_Exercise instructions_
Copy out each line of the material in which the word "огородничества" appears.

_Exercise inputs_
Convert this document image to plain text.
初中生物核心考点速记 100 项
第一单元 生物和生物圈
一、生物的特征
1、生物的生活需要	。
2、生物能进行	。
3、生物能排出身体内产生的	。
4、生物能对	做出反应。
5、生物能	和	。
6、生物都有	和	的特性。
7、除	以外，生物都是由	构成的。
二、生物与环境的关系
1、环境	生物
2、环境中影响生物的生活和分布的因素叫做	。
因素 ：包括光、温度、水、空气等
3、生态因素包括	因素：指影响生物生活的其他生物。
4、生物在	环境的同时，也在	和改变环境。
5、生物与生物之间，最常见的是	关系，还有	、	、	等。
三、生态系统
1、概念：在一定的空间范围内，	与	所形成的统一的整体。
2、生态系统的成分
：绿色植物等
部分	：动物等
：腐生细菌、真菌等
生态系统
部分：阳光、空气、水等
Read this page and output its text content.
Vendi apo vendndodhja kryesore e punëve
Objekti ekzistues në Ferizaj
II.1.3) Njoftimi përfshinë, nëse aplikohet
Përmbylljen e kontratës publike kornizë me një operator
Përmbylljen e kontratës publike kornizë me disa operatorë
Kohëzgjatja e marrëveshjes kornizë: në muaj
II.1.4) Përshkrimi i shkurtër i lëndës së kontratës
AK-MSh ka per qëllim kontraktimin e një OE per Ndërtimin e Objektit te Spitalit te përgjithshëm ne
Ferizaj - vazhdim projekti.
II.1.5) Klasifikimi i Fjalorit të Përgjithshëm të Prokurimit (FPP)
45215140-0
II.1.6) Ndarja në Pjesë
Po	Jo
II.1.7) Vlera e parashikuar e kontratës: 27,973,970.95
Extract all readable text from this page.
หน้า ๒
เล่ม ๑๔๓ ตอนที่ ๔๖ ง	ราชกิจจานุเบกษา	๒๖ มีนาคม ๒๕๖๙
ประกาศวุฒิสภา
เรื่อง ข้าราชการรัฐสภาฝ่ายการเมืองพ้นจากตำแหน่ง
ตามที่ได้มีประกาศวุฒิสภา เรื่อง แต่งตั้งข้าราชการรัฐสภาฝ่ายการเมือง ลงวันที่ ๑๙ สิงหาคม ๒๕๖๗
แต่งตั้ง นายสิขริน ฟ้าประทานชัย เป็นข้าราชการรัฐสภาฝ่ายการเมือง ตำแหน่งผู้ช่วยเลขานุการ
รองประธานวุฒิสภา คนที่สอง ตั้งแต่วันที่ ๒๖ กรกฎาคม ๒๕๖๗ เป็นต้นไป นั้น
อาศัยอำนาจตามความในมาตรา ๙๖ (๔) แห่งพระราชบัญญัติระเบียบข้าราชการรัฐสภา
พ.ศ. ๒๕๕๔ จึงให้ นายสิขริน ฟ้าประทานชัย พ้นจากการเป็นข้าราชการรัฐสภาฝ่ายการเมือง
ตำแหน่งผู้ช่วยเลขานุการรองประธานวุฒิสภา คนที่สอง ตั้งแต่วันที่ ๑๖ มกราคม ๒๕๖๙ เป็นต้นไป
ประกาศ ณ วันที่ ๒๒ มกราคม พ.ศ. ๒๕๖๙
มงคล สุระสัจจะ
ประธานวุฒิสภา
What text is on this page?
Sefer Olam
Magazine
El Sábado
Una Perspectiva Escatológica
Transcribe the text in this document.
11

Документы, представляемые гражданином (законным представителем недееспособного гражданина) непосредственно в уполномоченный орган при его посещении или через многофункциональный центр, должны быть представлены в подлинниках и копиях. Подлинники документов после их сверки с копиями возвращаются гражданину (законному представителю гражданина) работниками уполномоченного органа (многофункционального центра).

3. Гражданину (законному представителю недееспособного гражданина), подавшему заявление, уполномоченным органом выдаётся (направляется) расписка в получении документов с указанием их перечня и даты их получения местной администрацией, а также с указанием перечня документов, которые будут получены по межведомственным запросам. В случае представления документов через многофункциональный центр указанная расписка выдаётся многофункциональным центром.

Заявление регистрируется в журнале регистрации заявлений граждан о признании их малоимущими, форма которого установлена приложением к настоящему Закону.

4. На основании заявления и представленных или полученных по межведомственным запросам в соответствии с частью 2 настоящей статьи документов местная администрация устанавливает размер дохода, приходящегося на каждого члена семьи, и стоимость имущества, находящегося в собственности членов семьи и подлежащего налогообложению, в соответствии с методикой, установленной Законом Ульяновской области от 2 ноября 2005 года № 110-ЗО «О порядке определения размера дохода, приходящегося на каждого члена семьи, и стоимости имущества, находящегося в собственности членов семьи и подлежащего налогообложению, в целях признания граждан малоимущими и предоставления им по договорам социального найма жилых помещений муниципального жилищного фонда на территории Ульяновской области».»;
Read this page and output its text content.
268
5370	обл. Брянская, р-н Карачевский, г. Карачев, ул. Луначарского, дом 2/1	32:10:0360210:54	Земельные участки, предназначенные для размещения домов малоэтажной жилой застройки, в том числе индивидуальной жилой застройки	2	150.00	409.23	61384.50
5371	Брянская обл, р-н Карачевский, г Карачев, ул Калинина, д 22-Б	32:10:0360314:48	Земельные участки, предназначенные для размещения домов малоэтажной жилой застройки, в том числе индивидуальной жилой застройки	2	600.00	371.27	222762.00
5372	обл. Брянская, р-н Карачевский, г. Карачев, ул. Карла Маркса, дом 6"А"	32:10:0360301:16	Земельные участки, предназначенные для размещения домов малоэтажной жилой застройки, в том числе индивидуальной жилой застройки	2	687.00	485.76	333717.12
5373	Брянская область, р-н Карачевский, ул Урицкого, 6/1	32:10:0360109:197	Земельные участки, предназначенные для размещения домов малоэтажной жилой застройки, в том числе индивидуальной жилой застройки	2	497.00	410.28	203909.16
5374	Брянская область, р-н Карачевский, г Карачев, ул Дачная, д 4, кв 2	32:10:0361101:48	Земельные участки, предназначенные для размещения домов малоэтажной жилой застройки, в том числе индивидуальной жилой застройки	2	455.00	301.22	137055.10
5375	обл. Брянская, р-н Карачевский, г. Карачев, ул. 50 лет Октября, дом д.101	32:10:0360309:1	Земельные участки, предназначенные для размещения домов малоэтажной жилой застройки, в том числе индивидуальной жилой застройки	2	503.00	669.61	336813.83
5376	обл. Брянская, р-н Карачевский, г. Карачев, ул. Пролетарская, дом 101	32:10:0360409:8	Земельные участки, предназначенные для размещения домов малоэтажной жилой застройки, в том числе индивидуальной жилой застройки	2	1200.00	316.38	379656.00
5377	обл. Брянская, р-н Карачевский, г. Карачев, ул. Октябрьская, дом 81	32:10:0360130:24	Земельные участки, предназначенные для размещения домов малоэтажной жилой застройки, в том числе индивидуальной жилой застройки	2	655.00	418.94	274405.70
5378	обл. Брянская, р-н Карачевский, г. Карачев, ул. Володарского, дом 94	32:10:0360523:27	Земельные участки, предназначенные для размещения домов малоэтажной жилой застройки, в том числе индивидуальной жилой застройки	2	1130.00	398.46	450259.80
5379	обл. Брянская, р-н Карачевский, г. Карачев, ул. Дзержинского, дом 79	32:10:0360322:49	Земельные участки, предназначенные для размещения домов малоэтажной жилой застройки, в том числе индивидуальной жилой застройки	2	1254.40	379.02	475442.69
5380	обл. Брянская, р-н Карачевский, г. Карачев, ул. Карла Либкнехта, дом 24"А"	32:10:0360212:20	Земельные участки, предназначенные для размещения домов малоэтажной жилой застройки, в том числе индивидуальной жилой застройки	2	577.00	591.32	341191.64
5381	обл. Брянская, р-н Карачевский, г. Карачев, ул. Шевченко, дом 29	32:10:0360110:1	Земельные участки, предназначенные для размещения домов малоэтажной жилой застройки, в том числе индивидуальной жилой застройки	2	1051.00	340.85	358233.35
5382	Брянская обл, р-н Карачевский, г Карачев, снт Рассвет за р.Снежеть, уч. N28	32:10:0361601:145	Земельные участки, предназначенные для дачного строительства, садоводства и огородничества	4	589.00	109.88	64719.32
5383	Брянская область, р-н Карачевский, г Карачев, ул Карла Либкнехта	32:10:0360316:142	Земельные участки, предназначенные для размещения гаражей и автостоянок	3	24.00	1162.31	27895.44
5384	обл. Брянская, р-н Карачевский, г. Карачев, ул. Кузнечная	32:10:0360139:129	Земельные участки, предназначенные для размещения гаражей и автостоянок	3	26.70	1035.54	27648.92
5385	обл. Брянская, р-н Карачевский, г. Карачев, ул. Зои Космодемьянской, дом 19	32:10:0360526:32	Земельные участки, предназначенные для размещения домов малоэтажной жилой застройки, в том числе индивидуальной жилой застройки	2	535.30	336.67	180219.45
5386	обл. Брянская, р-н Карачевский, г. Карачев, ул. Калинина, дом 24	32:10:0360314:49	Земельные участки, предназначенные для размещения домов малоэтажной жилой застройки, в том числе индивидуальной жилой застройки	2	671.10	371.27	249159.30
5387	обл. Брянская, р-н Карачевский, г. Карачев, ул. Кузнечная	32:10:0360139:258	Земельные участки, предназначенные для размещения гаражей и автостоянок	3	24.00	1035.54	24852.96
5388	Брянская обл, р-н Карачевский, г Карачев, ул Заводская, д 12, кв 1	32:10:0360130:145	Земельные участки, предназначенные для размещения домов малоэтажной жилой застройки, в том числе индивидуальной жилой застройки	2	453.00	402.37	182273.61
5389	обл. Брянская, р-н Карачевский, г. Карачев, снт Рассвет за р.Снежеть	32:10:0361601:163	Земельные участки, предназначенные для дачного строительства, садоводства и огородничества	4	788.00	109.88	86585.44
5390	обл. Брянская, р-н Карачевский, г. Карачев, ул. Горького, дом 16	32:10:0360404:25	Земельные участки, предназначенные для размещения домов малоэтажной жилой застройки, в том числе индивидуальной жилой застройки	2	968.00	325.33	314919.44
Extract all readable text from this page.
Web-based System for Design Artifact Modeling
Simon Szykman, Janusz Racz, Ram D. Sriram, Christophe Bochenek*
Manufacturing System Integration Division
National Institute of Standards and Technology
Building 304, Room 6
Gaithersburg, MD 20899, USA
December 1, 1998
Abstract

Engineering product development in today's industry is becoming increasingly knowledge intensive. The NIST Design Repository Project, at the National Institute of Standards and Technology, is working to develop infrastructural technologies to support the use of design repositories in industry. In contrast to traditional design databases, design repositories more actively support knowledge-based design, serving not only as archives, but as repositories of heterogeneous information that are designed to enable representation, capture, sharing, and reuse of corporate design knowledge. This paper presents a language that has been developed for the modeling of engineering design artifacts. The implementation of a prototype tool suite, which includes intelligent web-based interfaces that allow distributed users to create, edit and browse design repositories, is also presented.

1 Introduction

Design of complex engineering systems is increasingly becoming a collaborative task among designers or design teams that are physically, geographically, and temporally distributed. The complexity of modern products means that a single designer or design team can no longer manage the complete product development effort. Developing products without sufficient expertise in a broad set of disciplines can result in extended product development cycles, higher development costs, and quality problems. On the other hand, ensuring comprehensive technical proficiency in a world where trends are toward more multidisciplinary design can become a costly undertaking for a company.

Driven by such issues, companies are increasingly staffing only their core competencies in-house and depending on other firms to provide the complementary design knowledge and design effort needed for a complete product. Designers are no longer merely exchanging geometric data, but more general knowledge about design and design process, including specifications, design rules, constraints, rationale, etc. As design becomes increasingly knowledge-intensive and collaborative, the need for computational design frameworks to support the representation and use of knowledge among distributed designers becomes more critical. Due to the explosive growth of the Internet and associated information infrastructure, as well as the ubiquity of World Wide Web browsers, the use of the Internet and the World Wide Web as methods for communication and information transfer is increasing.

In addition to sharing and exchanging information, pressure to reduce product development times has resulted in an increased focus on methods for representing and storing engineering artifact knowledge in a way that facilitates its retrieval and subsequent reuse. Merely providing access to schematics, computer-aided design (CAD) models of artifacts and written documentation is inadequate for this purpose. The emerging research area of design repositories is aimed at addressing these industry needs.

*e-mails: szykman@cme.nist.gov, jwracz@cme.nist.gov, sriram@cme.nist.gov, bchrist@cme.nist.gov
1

_Written solution_
5382	Брянская обл, р-н Карачевский, г Карачев, снт Рассвет за р.Снежеть, уч. N28	32:10:0361601:145	Земельные участки, предназначенные для дачного строительства, садоводства и огородничества	4	589.00	109.88	64719.32
5389	обл. Брянская, р-н Карачевский, г. Карачев, снт Рассвет за р.Снежеть	32:10:0361601:163	Земельные участки, предназначенные для дачного строительства, садоводства и огородничества	4	788.00	109.88	86585.44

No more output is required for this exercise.